(Dataset records)
━━━━━━━━

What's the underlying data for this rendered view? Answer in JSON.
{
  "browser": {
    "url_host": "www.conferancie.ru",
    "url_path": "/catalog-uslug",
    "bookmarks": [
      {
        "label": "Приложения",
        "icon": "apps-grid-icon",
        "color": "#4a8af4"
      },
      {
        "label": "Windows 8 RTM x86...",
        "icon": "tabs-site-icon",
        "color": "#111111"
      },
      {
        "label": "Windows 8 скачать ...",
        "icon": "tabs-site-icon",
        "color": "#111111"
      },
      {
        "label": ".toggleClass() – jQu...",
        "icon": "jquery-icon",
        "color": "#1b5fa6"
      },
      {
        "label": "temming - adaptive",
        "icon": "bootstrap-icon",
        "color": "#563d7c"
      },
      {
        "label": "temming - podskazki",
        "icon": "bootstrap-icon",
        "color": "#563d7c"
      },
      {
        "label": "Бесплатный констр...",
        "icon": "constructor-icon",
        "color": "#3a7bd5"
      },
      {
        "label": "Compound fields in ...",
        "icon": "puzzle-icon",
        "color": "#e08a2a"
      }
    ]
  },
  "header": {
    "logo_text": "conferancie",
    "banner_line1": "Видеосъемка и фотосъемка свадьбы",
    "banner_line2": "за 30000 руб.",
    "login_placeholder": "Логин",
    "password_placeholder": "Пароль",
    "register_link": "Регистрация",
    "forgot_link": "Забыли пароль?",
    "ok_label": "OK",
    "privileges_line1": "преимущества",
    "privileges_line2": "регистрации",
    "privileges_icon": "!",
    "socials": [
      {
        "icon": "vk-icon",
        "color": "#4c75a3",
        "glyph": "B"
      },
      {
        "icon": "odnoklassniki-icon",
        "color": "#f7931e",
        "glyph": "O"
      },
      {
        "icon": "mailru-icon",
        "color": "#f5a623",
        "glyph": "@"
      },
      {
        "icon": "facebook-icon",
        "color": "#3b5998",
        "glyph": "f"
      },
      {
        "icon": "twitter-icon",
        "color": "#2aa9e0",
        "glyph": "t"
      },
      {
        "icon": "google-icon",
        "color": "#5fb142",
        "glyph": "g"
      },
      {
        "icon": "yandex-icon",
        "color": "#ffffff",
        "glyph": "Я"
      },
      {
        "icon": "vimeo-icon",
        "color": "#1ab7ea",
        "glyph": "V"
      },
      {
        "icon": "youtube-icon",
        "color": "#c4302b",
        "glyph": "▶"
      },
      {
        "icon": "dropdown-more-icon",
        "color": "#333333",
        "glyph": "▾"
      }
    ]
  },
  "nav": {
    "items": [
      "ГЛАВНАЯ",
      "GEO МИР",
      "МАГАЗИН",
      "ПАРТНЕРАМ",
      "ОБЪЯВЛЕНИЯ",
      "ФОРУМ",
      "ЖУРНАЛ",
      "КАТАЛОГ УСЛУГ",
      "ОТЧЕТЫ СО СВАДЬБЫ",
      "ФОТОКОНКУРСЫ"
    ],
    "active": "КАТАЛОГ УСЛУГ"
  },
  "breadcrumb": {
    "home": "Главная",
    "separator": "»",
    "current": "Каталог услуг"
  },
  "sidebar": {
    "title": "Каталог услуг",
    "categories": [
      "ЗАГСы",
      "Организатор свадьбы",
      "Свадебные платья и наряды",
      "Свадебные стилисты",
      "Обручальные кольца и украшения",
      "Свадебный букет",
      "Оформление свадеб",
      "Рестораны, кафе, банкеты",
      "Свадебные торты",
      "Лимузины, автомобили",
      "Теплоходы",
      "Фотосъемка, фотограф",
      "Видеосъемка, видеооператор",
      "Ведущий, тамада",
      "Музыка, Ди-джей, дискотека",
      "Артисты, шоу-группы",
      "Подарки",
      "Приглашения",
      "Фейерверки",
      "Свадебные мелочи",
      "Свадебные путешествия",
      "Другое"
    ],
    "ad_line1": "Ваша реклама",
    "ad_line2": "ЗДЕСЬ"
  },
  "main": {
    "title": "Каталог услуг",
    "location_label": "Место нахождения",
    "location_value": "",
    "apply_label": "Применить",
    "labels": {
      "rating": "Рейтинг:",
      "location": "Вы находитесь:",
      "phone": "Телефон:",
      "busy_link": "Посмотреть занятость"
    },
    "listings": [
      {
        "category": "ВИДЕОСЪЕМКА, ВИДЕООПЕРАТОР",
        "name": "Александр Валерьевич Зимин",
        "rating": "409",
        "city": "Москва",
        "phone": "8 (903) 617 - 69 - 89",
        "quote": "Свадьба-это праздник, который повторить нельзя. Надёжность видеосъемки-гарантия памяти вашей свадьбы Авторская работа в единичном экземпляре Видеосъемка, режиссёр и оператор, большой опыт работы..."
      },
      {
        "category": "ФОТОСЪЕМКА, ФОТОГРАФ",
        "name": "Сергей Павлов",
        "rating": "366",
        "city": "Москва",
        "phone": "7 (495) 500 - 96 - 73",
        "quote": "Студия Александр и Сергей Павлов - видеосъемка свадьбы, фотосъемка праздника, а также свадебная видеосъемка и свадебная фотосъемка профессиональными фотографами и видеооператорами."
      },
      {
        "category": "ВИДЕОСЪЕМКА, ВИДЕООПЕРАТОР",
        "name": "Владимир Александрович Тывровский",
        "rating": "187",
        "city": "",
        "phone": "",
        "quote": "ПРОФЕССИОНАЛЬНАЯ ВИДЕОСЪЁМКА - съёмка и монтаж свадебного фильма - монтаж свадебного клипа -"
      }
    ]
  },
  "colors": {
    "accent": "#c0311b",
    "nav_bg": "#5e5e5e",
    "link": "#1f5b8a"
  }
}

━━━━━━━━

_Written request_. Pick out each line containing the string "glyph" and copy it.

_Response_.
        "glyph": "B"
        "glyph": "O"
        "glyph": "@"
        "glyph": "f"
        "glyph": "t"
        "glyph": "g"
        "glyph": "Я"
        "glyph": "V"
        "glyph": "▶"
        "glyph": "▾"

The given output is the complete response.